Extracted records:
start
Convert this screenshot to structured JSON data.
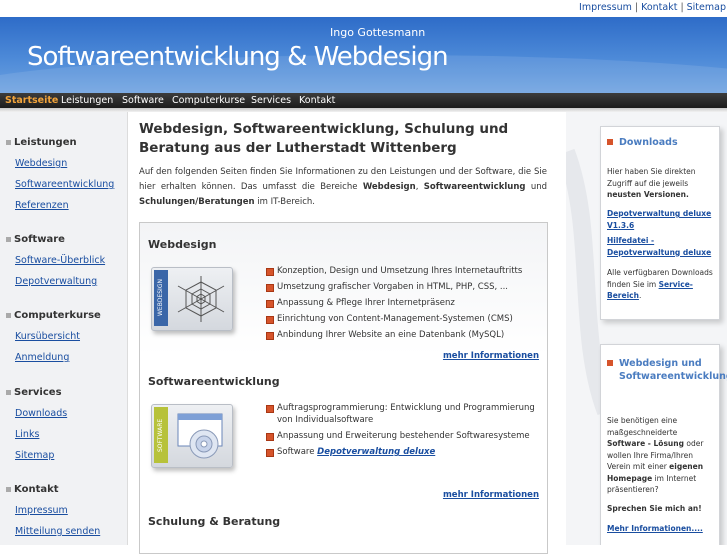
{
  "toplinks": {
    "impressum": "Impressum",
    "kontakt": "Kontakt",
    "sitemap": "Sitemap",
    "sep": "|"
  },
  "header": {
    "owner": "Ingo Gottesmann",
    "brand": "Softwareentwicklung & Webdesign"
  },
  "nav": {
    "items": [
      "Startseite",
      "Leistungen",
      "Software",
      "Computerkurse",
      "Services",
      "Kontakt"
    ]
  },
  "sidebar": {
    "groups": [
      {
        "title": "Leistungen",
        "links": [
          "Webdesign",
          "Softwareentwicklung",
          "Referenzen"
        ]
      },
      {
        "title": "Software",
        "links": [
          "Software-Überblick",
          "Depotverwaltung"
        ]
      },
      {
        "title": "Computerkurse",
        "links": [
          "Kursübersicht",
          "Anmeldung"
        ]
      },
      {
        "title": "Services",
        "links": [
          "Downloads",
          "Links",
          "Sitemap"
        ]
      },
      {
        "title": "Kontakt",
        "links": [
          "Impressum",
          "Mitteilung senden"
        ]
      }
    ]
  },
  "main": {
    "title": "Webdesign, Softwareentwicklung, Schulung und Beratung aus der Lutherstadt Wittenberg",
    "intro": {
      "p1": "Auf den folgenden Seiten finden Sie Informationen zu den Leistungen und der Software, die Sie hier erhalten können. Das umfasst die Bereiche ",
      "b1": "Webdesign",
      "p2": ", ",
      "b2": "Softwareentwicklung",
      "p3": " und ",
      "b3": "Schulungen/Beratungen",
      "p4": " im IT-Bereich."
    },
    "sections": {
      "webdesign": {
        "title": "Webdesign",
        "spine": "WEBDESIGN",
        "bullets": [
          "Konzeption, Design und Umsetzung Ihres Internetauftritts",
          "Umsetzung grafischer Vorgaben in HTML, PHP, CSS, ...",
          "Anpassung & Pflege Ihrer Internetpräsenz",
          "Einrichtung von Content-Management-Systemen (CMS)",
          "Anbindung Ihrer Website an eine Datenbank (MySQL)"
        ],
        "more": "mehr Informationen"
      },
      "software": {
        "title": "Softwareentwicklung",
        "spine": "SOFTWARE",
        "bullets": [
          "Auftragsprogrammierung: Entwicklung und Programmierung von Individualsoftware",
          "Anpassung und Erweiterung bestehender Softwaresysteme"
        ],
        "software_prefix": "Software ",
        "software_link": "Depotverwaltung deluxe",
        "more": "mehr Informationen"
      },
      "schulung": {
        "title": "Schulung & Beratung"
      }
    }
  },
  "right": {
    "downloads": {
      "title": "Downloads",
      "text1": "Hier haben Sie direkten Zugriff auf die jeweils ",
      "text1b": "neusten Versionen.",
      "link1": "Depotverwaltung deluxe V1.3.6",
      "link2": "Hilfedatei - Depotverwaltung deluxe",
      "text2": "Alle verfügbaren Downloads finden Sie im ",
      "link3": "Service-Bereich",
      "text2end": "."
    },
    "webcard": {
      "title": "Webdesign und Softwareentwicklung",
      "text1": "Sie benötigen eine maßgeschneiderte ",
      "bold1": "Software - Lösung",
      "text2": " oder wollen Ihre Firma/Ihren Verein mit einer ",
      "bold2": "eigenen Homepage",
      "text3": " im Internet präsentieren?",
      "cta": "Sprechen Sie mich an!",
      "more": "Mehr Informationen...."
    }
  },
  "colors": {
    "header_blue": "#3a78d0",
    "nav_active": "#f1a33a",
    "bullet": "#d6542b",
    "link": "#1a4ea0"
  }
}
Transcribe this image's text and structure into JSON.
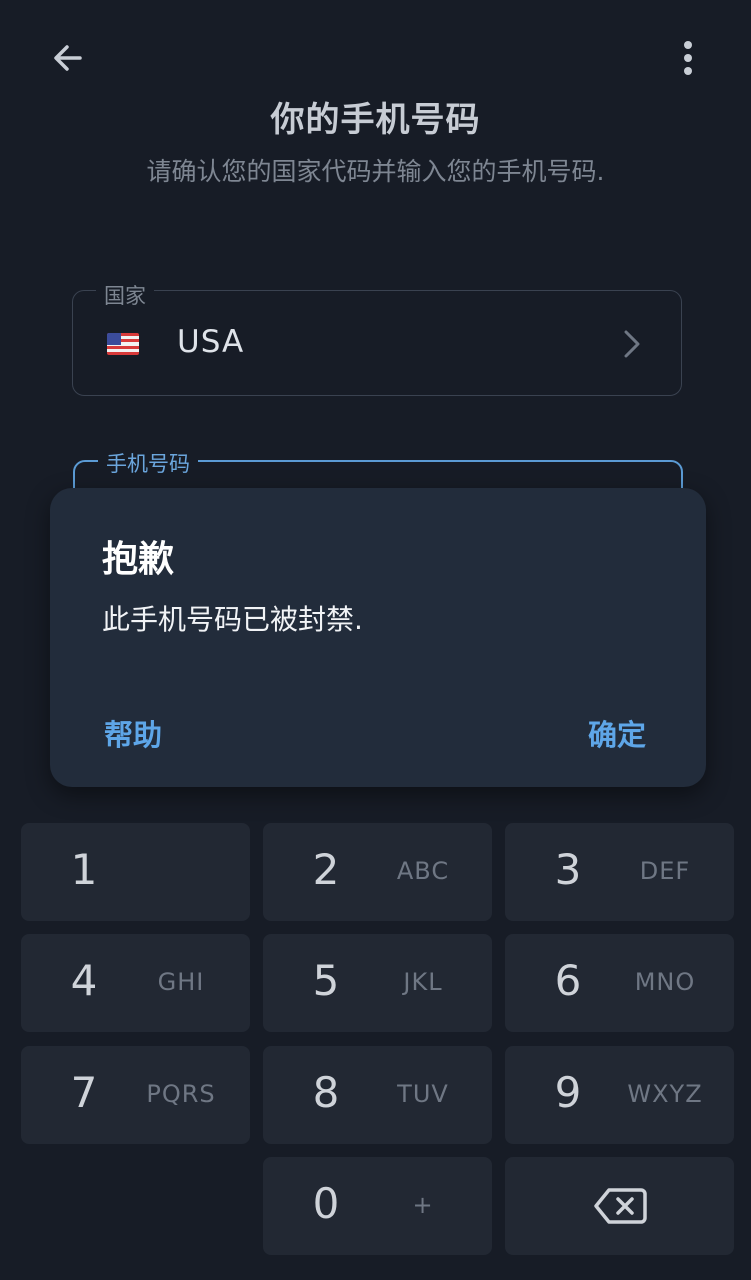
{
  "header": {
    "back_icon": "arrow-left-icon",
    "menu_icon": "more-vertical-icon",
    "title": "你的手机号码",
    "subtitle": "请确认您的国家代码并输入您的手机号码."
  },
  "country_field": {
    "legend": "国家",
    "flag_icon": "us-flag-icon",
    "value": "USA",
    "chevron_icon": "chevron-right-icon"
  },
  "phone_field": {
    "legend": "手机号码"
  },
  "dialog": {
    "title": "抱歉",
    "message": "此手机号码已被封禁.",
    "help_label": "帮助",
    "ok_label": "确定"
  },
  "keypad": {
    "keys": [
      {
        "digit": "1",
        "letters": ""
      },
      {
        "digit": "2",
        "letters": "ABC"
      },
      {
        "digit": "3",
        "letters": "DEF"
      },
      {
        "digit": "4",
        "letters": "GHI"
      },
      {
        "digit": "5",
        "letters": "JKL"
      },
      {
        "digit": "6",
        "letters": "MNO"
      },
      {
        "digit": "7",
        "letters": "PQRS"
      },
      {
        "digit": "8",
        "letters": "TUV"
      },
      {
        "digit": "9",
        "letters": "WXYZ"
      },
      {
        "digit": "0",
        "letters": "+"
      }
    ],
    "backspace_icon": "backspace-icon"
  },
  "colors": {
    "background": "#171c26",
    "dialog_bg": "#222c3b",
    "accent": "#5ea6e8",
    "key_bg": "#222833"
  }
}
end
PROBLEM DESCRIPTION: Show the lines from the data above that contain the string "deluxe".

ANSWER TO THE EXERCISE:
        "software_link": "Depotverwaltung deluxe",
      "link1": "Depotverwaltung deluxe V1.3.6",
      "link2": "Hilfedatei - Depotverwaltung deluxe",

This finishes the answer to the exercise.